● **The problem**
The records below should be written out again, exactly.

● **Listed entries**
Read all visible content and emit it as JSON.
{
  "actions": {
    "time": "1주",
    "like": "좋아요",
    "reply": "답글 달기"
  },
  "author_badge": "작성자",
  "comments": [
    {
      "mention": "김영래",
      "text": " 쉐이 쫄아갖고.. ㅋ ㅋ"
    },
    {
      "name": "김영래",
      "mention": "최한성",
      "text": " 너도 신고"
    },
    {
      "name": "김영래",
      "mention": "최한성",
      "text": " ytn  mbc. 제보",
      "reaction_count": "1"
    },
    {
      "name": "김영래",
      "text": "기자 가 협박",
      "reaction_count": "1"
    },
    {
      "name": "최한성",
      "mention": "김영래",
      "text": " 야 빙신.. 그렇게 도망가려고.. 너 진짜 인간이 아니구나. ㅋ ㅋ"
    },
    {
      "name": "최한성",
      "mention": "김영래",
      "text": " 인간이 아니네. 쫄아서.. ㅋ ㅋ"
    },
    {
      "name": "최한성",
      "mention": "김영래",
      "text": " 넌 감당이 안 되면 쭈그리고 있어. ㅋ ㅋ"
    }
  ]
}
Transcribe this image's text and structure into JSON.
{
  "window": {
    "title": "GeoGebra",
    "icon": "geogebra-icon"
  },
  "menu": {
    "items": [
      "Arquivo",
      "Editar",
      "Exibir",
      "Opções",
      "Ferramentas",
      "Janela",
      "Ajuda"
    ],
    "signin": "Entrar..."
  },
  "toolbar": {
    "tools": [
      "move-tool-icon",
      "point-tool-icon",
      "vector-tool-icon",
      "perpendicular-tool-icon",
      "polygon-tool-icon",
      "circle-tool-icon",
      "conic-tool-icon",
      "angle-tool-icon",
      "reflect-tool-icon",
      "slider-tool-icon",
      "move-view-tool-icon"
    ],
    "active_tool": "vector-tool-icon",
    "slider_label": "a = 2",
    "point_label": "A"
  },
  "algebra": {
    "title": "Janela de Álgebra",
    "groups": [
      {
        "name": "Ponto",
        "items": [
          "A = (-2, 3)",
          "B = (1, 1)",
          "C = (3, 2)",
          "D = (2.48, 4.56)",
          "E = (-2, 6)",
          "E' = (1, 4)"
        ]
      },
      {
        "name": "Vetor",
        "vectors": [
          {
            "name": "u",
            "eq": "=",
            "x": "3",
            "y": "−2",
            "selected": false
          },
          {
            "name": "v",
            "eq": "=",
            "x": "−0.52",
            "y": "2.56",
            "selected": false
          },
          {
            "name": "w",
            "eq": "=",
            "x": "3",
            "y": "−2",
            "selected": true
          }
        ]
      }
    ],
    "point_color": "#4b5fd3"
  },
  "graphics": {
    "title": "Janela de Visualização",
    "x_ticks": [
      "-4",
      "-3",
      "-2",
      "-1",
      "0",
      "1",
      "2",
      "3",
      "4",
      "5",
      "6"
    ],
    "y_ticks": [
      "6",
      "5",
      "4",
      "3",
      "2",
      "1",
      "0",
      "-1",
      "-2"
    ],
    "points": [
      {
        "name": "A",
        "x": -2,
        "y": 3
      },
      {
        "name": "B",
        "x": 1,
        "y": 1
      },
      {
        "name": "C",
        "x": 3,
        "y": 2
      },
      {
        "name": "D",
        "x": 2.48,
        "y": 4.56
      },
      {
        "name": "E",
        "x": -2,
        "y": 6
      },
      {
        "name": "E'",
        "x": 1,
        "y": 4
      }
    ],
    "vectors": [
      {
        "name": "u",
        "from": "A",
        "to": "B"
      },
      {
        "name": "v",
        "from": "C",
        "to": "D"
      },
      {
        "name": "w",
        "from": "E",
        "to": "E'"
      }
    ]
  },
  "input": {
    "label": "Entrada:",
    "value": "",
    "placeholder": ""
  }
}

● **Solution to this task**
Read all visible content and emit it as JSON.
{
  "actions": {
    "time": "1주",
    "like": "좋아요",
    "reply": "답글 달기"
  },
  "author_badge": "작성자",
  "comments": [
    {
      "mention": "김영래",
      "text": " 쉐이 쫄아갖고.. ㅋ ㅋ"
    },
    {
      "name": "김영래",
      "mention": "최한성",
      "text": " 너도 신고"
    },
    {
      "name": "김영래",
      "mention": "최한성",
      "text": " ytn  mbc. 제보",
      "reaction_count": "1"
    },
    {
      "name": "김영래",
      "text": "기자 가 협박",
      "reaction_count": "1"
    },
    {
      "name": "최한성",
      "mention": "김영래",
      "text": " 야 빙신.. 그렇게 도망가려고.. 너 진짜 인간이 아니구나. ㅋ ㅋ"
    },
    {
      "name": "최한성",
      "mention": "김영래",
      "text": " 인간이 아니네. 쫄아서.. ㅋ ㅋ"
    },
    {
      "name": "최한성",
      "mention": "김영래",
      "text": " 넌 감당이 안 되면 쭈그리고 있어. ㅋ ㅋ"
    }
  ]
}
Transcribe this image's text and structure into JSON.
{
  "window": {
    "title": "GeoGebra",
    "icon": "geogebra-icon"
  },
  "menu": {
    "items": [
      "Arquivo",
      "Editar",
      "Exibir",
      "Opções",
      "Ferramentas",
      "Janela",
      "Ajuda"
    ],
    "signin": "Entrar..."
  },
  "toolbar": {
    "tools": [
      "move-tool-icon",
      "point-tool-icon",
      "vector-tool-icon",
      "perpendicular-tool-icon",
      "polygon-tool-icon",
      "circle-tool-icon",
      "conic-tool-icon",
      "angle-tool-icon",
      "reflect-tool-icon",
      "slider-tool-icon",
      "move-view-tool-icon"
    ],
    "active_tool": "vector-tool-icon",
    "slider_label": "a = 2",
    "point_label": "A"
  },
  "algebra": {
    "title": "Janela de Álgebra",
    "groups": [
      {
        "name": "Ponto",
        "items": [
          "A = (-2, 3)",
          "B = (1, 1)",
          "C = (3, 2)",
          "D = (2.48, 4.56)",
          "E = (-2, 6)",
          "E' = (1, 4)"
        ]
      },
      {
        "name": "Vetor",
        "vectors": [
          {
            "name": "u",
            "eq": "=",
            "x": "3",
            "y": "−2",
            "selected": false
          },
          {
            "name": "v",
            "eq": "=",
            "x": "−0.52",
            "y": "2.56",
            "selected": false
          },
          {
            "name": "w",
            "eq": "=",
            "x": "3",
            "y": "−2",
            "selected": true
          }
        ]
      }
    ],
    "point_color": "#4b5fd3"
  },
  "graphics": {
    "title": "Janela de Visualização",
    "x_ticks": [
      "-4",
      "-3",
      "-2",
      "-1",
      "0",
      "1",
      "2",
      "3",
      "4",
      "5",
      "6"
    ],
    "y_ticks": [
      "6",
      "5",
      "4",
      "3",
      "2",
      "1",
      "0",
      "-1",
      "-2"
    ],
    "points": [
      {
        "name": "A",
        "x": -2,
        "y": 3
      },
      {
        "name": "B",
        "x": 1,
        "y": 1
      },
      {
        "name": "C",
        "x": 3,
        "y": 2
      },
      {
        "name": "D",
        "x": 2.48,
        "y": 4.56
      },
      {
        "name": "E",
        "x": -2,
        "y": 6
      },
      {
        "name": "E'",
        "x": 1,
        "y": 4
      }
    ],
    "vectors": [
      {
        "name": "u",
        "from": "A",
        "to": "B"
      },
      {
        "name": "v",
        "from": "C",
        "to": "D"
      },
      {
        "name": "w",
        "from": "E",
        "to": "E'"
      }
    ]
  },
  "input": {
    "label": "Entrada:",
    "value": "",
    "placeholder": ""
  }
}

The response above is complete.